[start Records shown]
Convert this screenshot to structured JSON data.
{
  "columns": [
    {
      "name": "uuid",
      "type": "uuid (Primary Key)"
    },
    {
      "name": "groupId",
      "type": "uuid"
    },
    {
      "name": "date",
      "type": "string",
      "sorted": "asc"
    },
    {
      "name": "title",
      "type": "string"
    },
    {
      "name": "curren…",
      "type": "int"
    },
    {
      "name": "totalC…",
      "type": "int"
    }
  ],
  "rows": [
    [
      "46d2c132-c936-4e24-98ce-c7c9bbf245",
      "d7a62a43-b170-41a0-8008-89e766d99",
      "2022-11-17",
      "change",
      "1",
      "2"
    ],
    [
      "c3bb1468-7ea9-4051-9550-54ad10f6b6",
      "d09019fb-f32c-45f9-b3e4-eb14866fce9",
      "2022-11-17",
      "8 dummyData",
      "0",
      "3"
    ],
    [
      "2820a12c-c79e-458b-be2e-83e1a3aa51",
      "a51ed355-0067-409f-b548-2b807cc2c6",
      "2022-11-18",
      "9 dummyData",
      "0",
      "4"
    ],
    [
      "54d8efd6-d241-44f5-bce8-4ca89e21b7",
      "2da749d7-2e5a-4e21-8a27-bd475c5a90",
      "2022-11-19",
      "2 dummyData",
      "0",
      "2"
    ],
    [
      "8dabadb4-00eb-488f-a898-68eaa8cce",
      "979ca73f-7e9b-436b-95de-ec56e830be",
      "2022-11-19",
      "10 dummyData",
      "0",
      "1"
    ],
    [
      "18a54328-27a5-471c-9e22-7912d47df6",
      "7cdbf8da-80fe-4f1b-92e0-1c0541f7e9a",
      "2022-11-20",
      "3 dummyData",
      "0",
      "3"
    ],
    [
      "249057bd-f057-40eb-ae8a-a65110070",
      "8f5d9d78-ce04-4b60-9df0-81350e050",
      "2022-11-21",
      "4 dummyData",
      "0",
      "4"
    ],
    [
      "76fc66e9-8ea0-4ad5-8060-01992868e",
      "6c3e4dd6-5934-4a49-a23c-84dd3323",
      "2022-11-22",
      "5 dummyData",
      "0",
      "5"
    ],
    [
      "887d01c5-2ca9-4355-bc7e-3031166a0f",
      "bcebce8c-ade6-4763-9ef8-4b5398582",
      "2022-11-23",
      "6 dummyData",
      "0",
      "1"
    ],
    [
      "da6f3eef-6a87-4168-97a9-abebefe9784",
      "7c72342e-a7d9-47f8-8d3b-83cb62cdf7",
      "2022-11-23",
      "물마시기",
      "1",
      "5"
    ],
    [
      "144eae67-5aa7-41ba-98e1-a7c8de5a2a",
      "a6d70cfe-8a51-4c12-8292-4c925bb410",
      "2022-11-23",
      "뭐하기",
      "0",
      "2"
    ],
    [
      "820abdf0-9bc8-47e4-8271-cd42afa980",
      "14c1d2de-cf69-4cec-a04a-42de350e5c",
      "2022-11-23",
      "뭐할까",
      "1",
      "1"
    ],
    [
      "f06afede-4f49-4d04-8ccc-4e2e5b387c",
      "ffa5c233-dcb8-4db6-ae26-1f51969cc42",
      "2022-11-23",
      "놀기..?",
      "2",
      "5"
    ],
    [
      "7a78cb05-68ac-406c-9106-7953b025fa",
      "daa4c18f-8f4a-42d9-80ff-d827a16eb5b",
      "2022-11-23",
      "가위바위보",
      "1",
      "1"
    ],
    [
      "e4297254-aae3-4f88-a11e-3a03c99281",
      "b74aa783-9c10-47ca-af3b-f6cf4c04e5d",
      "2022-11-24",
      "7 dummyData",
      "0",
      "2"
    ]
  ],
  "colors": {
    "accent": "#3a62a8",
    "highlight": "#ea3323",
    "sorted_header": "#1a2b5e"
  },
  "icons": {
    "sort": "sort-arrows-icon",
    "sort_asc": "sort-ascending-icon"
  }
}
[end Records shown]
* **Exercise instructions**
Look through the entries above; copy every line holding the string "dummyData".

* **The completed task**
      "8 dummyData",
      "9 dummyData",
      "2 dummyData",
      "10 dummyData",
      "3 dummyData",
      "4 dummyData",
      "5 dummyData",
      "6 dummyData",
      "7 dummyData",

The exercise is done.